-- Stated problem --
What number of lines in the material contain the word "author"? Give that number alone.

Dataset excerpts
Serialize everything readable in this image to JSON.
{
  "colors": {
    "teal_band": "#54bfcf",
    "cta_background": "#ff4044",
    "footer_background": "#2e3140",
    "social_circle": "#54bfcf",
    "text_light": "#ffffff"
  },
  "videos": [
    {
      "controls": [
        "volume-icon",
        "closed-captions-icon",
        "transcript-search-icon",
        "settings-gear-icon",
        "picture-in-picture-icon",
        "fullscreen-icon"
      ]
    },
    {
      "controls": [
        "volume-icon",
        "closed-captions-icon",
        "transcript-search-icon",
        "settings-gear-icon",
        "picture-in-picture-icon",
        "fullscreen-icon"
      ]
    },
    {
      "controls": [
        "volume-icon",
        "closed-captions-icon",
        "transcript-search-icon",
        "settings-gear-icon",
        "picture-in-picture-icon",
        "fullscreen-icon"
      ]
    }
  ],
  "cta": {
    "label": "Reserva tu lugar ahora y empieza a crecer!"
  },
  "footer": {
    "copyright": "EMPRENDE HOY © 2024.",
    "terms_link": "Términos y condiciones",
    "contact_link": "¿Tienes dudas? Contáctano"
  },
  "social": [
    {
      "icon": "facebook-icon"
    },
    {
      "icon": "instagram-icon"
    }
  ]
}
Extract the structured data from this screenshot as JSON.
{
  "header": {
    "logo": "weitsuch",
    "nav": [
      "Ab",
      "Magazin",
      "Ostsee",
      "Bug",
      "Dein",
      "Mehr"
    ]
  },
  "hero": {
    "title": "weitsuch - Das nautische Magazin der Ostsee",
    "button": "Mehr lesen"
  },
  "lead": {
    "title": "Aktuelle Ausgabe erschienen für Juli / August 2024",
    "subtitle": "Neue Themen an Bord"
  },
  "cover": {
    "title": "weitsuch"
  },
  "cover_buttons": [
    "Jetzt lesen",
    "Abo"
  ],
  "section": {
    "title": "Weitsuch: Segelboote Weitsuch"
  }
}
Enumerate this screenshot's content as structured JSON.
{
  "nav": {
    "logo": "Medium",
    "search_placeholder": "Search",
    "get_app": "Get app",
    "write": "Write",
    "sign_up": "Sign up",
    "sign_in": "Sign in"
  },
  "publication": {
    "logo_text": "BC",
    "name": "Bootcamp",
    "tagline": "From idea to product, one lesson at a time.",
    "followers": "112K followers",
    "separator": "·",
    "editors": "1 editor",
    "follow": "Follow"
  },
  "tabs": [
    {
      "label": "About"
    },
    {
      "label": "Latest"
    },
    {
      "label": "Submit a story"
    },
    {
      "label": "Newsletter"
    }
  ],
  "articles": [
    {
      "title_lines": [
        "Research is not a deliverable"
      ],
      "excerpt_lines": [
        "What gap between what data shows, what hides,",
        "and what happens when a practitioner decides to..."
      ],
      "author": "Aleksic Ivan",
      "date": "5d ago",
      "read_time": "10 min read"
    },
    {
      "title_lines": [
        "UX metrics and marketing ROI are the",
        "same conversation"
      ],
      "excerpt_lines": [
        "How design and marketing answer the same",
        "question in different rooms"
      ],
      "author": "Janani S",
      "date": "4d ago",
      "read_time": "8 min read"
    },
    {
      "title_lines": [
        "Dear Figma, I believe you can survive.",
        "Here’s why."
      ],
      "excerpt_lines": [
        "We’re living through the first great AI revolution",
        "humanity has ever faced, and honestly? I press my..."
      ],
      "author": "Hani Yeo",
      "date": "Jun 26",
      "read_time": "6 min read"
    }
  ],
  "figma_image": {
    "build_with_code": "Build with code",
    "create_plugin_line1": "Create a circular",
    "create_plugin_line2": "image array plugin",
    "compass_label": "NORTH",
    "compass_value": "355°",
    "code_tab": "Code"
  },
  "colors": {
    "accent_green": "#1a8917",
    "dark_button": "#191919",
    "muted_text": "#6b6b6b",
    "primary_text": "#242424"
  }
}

-- Solution to this task --
3